- [Task] Put every line of the records into a Markdown table with the columns Number and Record line, numbering the rows and skipping blank lines. Leave the pictures out.
** START Extracted records **
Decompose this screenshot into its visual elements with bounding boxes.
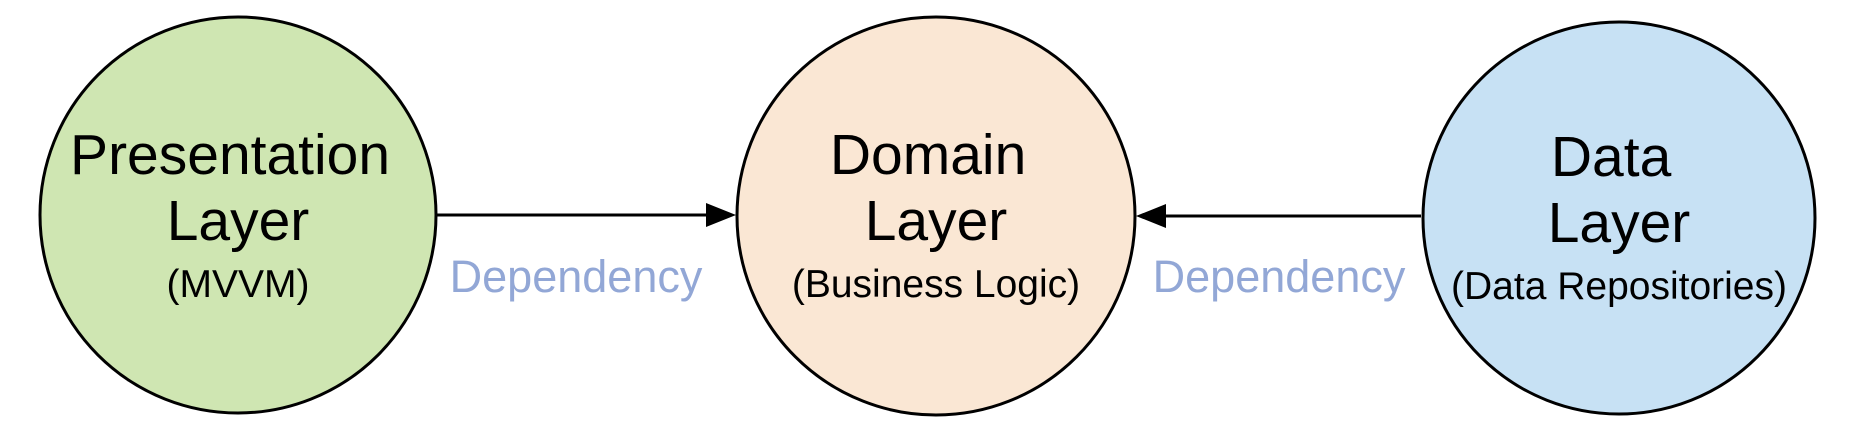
edge-presentation-to-domain: Dependency	[437, 203, 736, 302]
node-data-layer: Data Layer (Data Repositories)	[1421, 20, 1817, 416]
domain-layer-title: Domain Layer	[830, 123, 1042, 253]
edge-data-to-domain: Dependency	[1136, 204, 1421, 302]
arrowhead-right-icon	[706, 203, 736, 227]
presentation-layer-circle	[38, 15, 438, 415]
edge-dependency-label-2: Dependency	[1153, 251, 1406, 302]
data-layer-title-line1: Data	[1551, 125, 1672, 189]
node-presentation-layer: Presentation Layer (MVVM)	[38, 15, 438, 415]
edge-dependency-label-1: Dependency	[450, 251, 703, 302]
presentation-layer-subtitle: (MVVM)	[167, 263, 310, 306]
presentation-layer-title-line2: Layer	[167, 189, 310, 253]
presentation-layer-title-line1: Presentation	[70, 123, 390, 187]
data-layer-circle	[1421, 20, 1817, 416]
domain-layer-circle	[735, 15, 1137, 417]
domain-layer-title-line1: Domain	[830, 123, 1026, 187]
arrowhead-left-icon	[1136, 204, 1166, 228]
domain-layer-title-line2: Layer	[865, 189, 1008, 253]
domain-layer-subtitle: (Business Logic)	[792, 263, 1080, 306]
data-layer-title-line2: Layer	[1548, 191, 1691, 255]
presentation-layer-title: Presentation Layer	[70, 123, 406, 253]
data-layer-subtitle: (Data Repositories)	[1451, 265, 1787, 308]
node-domain-layer: Domain Layer (Business Logic)	[735, 15, 1137, 417]
data-layer-title: Data Layer	[1548, 125, 1691, 255]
** END Extracted records **
- [Task output]
| Number | Record line |
|---|---|
| 1 | Decompose this screenshot into its visual elements with bounding boxes. |
| 2 | edge-presentation-to-domain: Dependency	[437, 203, 736, 302] |
| 3 | node-data-layer: Data Layer (Data Repositories)	[1421, 20, 1817, 416] |
| 4 | domain-layer-title: Domain Layer	[830, 123, 1042, 253] |
| 5 | edge-data-to-domain: Dependency	[1136, 204, 1421, 302] |
| 6 | arrowhead-right-icon	[706, 203, 736, 227] |
| 7 | presentation-layer-circle	[38, 15, 438, 415] |
| 8 | edge-dependency-label-2: Dependency	[1153, 251, 1406, 302] |
| 9 | data-layer-title-line1: Data	[1551, 125, 1672, 189] |
| 10 | node-presentation-layer: Presentation Layer (MVVM)	[38, 15, 438, 415] |
| 11 | edge-dependency-label-1: Dependency	[450, 251, 703, 302] |
| 12 | presentation-layer-subtitle: (MVVM)	[167, 263, 310, 306] |
| 13 | presentation-layer-title-line2: Layer	[167, 189, 310, 253] |
| 14 | presentation-layer-title-line1: Presentation	[70, 123, 390, 187] |
| 15 | data-layer-circle	[1421, 20, 1817, 416] |
| 16 | domain-layer-circle	[735, 15, 1137, 417] |
| 17 | domain-layer-title-line1: Domain	[830, 123, 1026, 187] |
| 18 | arrowhead-left-icon	[1136, 204, 1166, 228] |
| 19 | domain-layer-title-line2: Layer	[865, 189, 1008, 253] |
| 20 | domain-layer-subtitle: (Business Logic)	[792, 263, 1080, 306] |
| 21 | data-layer-title-line2: Layer	[1548, 191, 1691, 255] |
| 22 | presentation-layer-title: Presentation Layer	[70, 123, 406, 253] |
| 23 | data-layer-subtitle: (Data Repositories)	[1451, 265, 1787, 308] |
| 24 | node-domain-layer: Domain Layer (Business Logic)	[735, 15, 1137, 417] |
| 25 | data-layer-title: Data Layer	[1548, 125, 1691, 255] |